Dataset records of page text
[Start of section]

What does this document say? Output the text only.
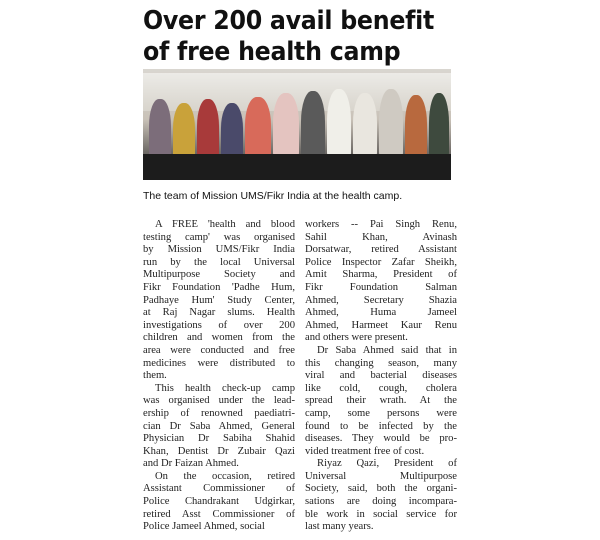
Over 200 avail benefit
of free health camp
The team of Mission UMS/Fikr India at the health camp.

A FREE 'health and blood
testing camp' was organised
by Mission UMS/Fikr India
run by the local Universal
Multipurpose Society and
Fikr Foundation 'Padhe Hum,
Padhaye Hum' Study Center,
at Raj Nagar slums. Health
investigations of over 200
children and women from the
area were conducted and free
medicines were distributed to
them.

This health check-up camp
was organised under the lead-
ership of renowned paediatri-
cian Dr Saba Ahmed, General
Physician Dr Sabiha Shahid
Khan, Dentist Dr Zubair Qazi
and Dr Faizan Ahmed.

On the occasion, retired
Assistant Commissioner of
Police Chandrakant Udgirkar,
retired Asst Commissioner of
Police Jameel Ahmed, social

workers -- Pai Singh Renu,
Sahil Khan, Avinash
Dorsatwar, retired Assistant
Police Inspector Zafar Sheikh,
Amit Sharma, President of
Fikr Foundation Salman
Ahmed, Secretary Shazia
Ahmed, Huma Jameel
Ahmed, Harmeet Kaur Renu
and others were present.

Dr Saba Ahmed said that in
this changing season, many
viral and bacterial diseases
like cold, cough, cholera
spread their wrath. At the
camp, some persons were
found to be infected by the
diseases. They would be pro-
vided treatment free of cost.

Riyaz Qazi, President of
Universal Multipurpose
Society, said, both the organi-
sations are doing incompara-
ble work in social service for
last many years.
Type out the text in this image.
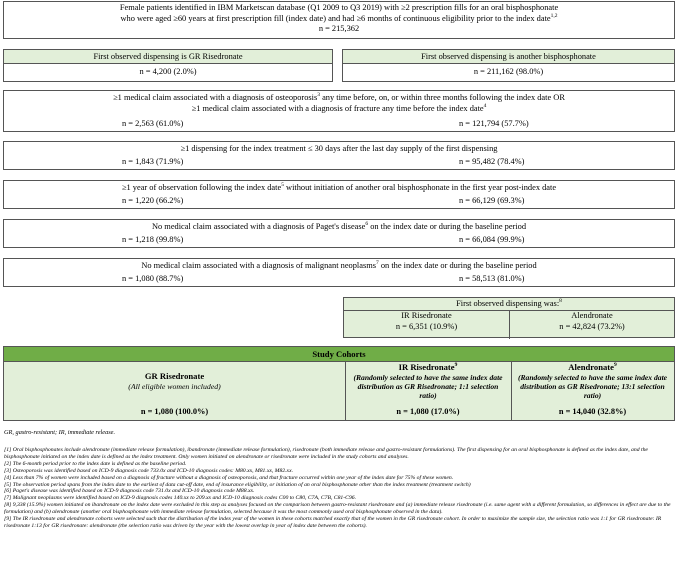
Female patients identified in IBM Marketscan database (Q1 2009 to Q3 2019) with ≥2 prescription fills for an oral bisphosphonate
who were aged ≥60 years at first prescription fill (index date) and had ≥6 months of continuous eligibility prior to the index date$^{1,2}$
n = 215,362
First observed dispensing is GR Risedronate
n = 4,200 (2.0%)
First observed dispensing is another bisphosphonate
n = 211,162 (98.0%)
≥1 medical claim associated with a diagnosis of osteoporosis$^3$ any time before, on, or within three months following the index date OR
≥1 medical claim associated with a diagnosis of fracture any time before the index date$^4$
n = 2,563 (61.0%)	n = 121,794 (57.7%)
≥1 dispensing for the index treatment ≤ 30 days after the last day supply of the first dispensing
n = 1,843 (71.9%)	n = 95,482 (78.4%)
≥1 year of observation following the index date$^5$ without initiation of another oral bisphosphonate in the first year post-index date
n = 1,220 (66.2%)	n = 66,129 (69.3%)
No medical claim associated with a diagnosis of Paget's disease$^6$ on the index date or during the baseline period
n = 1,218 (99.8%)	n = 66,084 (99.9%)
No medical claim associated with a diagnosis of malignant neoplasms$^7$ on the index date or during the baseline period
n = 1,080 (88.7%)	n = 58,513 (81.0%)
First observed dispensing was:$^8$
IR Risedronate
n = 6,351 (10.9%)
Alendronate
n = 42,824 (73.2%)
Study Cohorts
GR Risedronate
(All eligible women included)
n = 1,080 (100.0%)
IR Risedronate$^9$
(Randomly selected to have the same index date distribution as GR Risedronate; 1:1 selection ratio)
n = 1,080 (17.0%)
Alendronate$^9$
(Randomly selected to have the same index date distribution as GR Risedronate; 13:1 selection ratio)
n = 14,040 (32.8%)
GR, gastro-resistant; IR, immediate release.

[1] Oral bisphosphonates include alendronate (immediate release formulation), ibandronate (immediate release formulation), risedronate (both immediate release and gastro-resistant formulations). The first dispensing for an oral bisphosphonate is defined as the index date, and the bisphosphonate initiated on the index date is defined as the index treatment. Only women initiated on alendronate or risedronate were included in the study cohorts and analyses.

[2] The 6-month period prior to the index date is defined as the baseline period.

[3] Osteoporosis was identified based on ICD-9 diagnosis code 733.0x and ICD-10 diagnosis codes: M80.xx, M81.xx, M82.xx.

[4] Less than 7% of women were included based on a diagnosis of fracture without a diagnosis of osteoporosis, and that fracture occurred within one year of the index date for 75% of these women.

[5] The observation period spans from the index date to the earliest of data cut-off date, end of insurance eligibility, or initiation of an oral bisphosphonate other than the index treatment (treatment switch)

[6] Paget's disease was identified based on ICD-9 diagnosis code 731.0x and ICD-10 diagnosis code M88.xx.

[7] Malignant neoplasms were identified based on ICD-9 diagnosis codes 140.xx to 209.xx and ICD-10 diagnosis codes C00 to C80, C7A, C7B, C81-C96.

[8] 9,338 (15.9%) women initiated on ibandronate on the index date were excluded in this step as analyses focused on the comparison between gastro-resistant risedronate and (a) immediate release risedronate (i.e. same agent with a different formulation, so differences in effect are due to the formulation) and (b) alendronate (another oral bisphosphonate with immediate release formulation, selected because it was the most commonly used oral bisphosphonate observed in the data).

[9] The IR risedronate and alendronate cohorts were selected such that the distribution of the index year of the women in these cohorts matched exactly that of the women in the GR risedronate cohort. In order to maximize the sample size, the selection ratio was 1:1 for GR risedronate: IR risedronate 1:13 for GR risedronate: alendronate (the selection ratio was driven by the year with the lowest overlap in year of index date between the cohorts).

[End of section]

Activity: Each entry is to be transcribed verbatim, and any picture in it is to be skipped.

Output for this task:
What does this document say? Output the text only.
Over 200 avail benefit
of free health camp
The team of Mission UMS/Fikr India at the health camp.

A FREE 'health and blood
testing camp' was organised
by Mission UMS/Fikr India
run by the local Universal
Multipurpose Society and
Fikr Foundation 'Padhe Hum,
Padhaye Hum' Study Center,
at Raj Nagar slums. Health
investigations of over 200
children and women from the
area were conducted and free
medicines were distributed to
them.

This health check-up camp
was organised under the lead-
ership of renowned paediatri-
cian Dr Saba Ahmed, General
Physician Dr Sabiha Shahid
Khan, Dentist Dr Zubair Qazi
and Dr Faizan Ahmed.

On the occasion, retired
Assistant Commissioner of
Police Chandrakant Udgirkar,
retired Asst Commissioner of
Police Jameel Ahmed, social

workers -- Pai Singh Renu,
Sahil Khan, Avinash
Dorsatwar, retired Assistant
Police Inspector Zafar Sheikh,
Amit Sharma, President of
Fikr Foundation Salman
Ahmed, Secretary Shazia
Ahmed, Huma Jameel
Ahmed, Harmeet Kaur Renu
and others were present.

Dr Saba Ahmed said that in
this changing season, many
viral and bacterial diseases
like cold, cough, cholera
spread their wrath. At the
camp, some persons were
found to be infected by the
diseases. They would be pro-
vided treatment free of cost.

Riyaz Qazi, President of
Universal Multipurpose
Society, said, both the organi-
sations are doing incompara-
ble work in social service for
last many years.
Type out the text in this image.
Female patients identified in IBM Marketscan database (Q1 2009 to Q3 2019) with ≥2 prescription fills for an oral bisphosphonate
who were aged ≥60 years at first prescription fill (index date) and had ≥6 months of continuous eligibility prior to the index date$^{1,2}$
n = 215,362
First observed dispensing is GR Risedronate
n = 4,200 (2.0%)
First observed dispensing is another bisphosphonate
n = 211,162 (98.0%)
≥1 medical claim associated with a diagnosis of osteoporosis$^3$ any time before, on, or within three months following the index date OR
≥1 medical claim associated with a diagnosis of fracture any time before the index date$^4$
n = 2,563 (61.0%)	n = 121,794 (57.7%)
≥1 dispensing for the index treatment ≤ 30 days after the last day supply of the first dispensing
n = 1,843 (71.9%)	n = 95,482 (78.4%)
≥1 year of observation following the index date$^5$ without initiation of another oral bisphosphonate in the first year post-index date
n = 1,220 (66.2%)	n = 66,129 (69.3%)
No medical claim associated with a diagnosis of Paget's disease$^6$ on the index date or during the baseline period
n = 1,218 (99.8%)	n = 66,084 (99.9%)
No medical claim associated with a diagnosis of malignant neoplasms$^7$ on the index date or during the baseline period
n = 1,080 (88.7%)	n = 58,513 (81.0%)
First observed dispensing was:$^8$
IR Risedronate
n = 6,351 (10.9%)
Alendronate
n = 42,824 (73.2%)
Study Cohorts
GR Risedronate
(All eligible women included)
n = 1,080 (100.0%)
IR Risedronate$^9$
(Randomly selected to have the same index date distribution as GR Risedronate; 1:1 selection ratio)
n = 1,080 (17.0%)
Alendronate$^9$
(Randomly selected to have the same index date distribution as GR Risedronate; 13:1 selection ratio)
n = 14,040 (32.8%)
GR, gastro-resistant; IR, immediate release.

[1] Oral bisphosphonates include alendronate (immediate release formulation), ibandronate (immediate release formulation), risedronate (both immediate release and gastro-resistant formulations). The first dispensing for an oral bisphosphonate is defined as the index date, and the bisphosphonate initiated on the index date is defined as the index treatment. Only women initiated on alendronate or risedronate were included in the study cohorts and analyses.

[2] The 6-month period prior to the index date is defined as the baseline period.

[3] Osteoporosis was identified based on ICD-9 diagnosis code 733.0x and ICD-10 diagnosis codes: M80.xx, M81.xx, M82.xx.

[4] Less than 7% of women were included based on a diagnosis of fracture without a diagnosis of osteoporosis, and that fracture occurred within one year of the index date for 75% of these women.

[5] The observation period spans from the index date to the earliest of data cut-off date, end of insurance eligibility, or initiation of an oral bisphosphonate other than the index treatment (treatment switch)

[6] Paget's disease was identified based on ICD-9 diagnosis code 731.0x and ICD-10 diagnosis code M88.xx.

[7] Malignant neoplasms were identified based on ICD-9 diagnosis codes 140.xx to 209.xx and ICD-10 diagnosis codes C00 to C80, C7A, C7B, C81-C96.

[8] 9,338 (15.9%) women initiated on ibandronate on the index date were excluded in this step as analyses focused on the comparison between gastro-resistant risedronate and (a) immediate release risedronate (i.e. same agent with a different formulation, so differences in effect are due to the formulation) and (b) alendronate (another oral bisphosphonate with immediate release formulation, selected because it was the most commonly used oral bisphosphonate observed in the data).

[9] The IR risedronate and alendronate cohorts were selected such that the distribution of the index year of the women in these cohorts matched exactly that of the women in the GR risedronate cohort. In order to maximize the sample size, the selection ratio was 1:1 for GR risedronate: IR risedronate 1:13 for GR risedronate: alendronate (the selection ratio was driven by the year with the lowest overlap in year of index date between the cohorts).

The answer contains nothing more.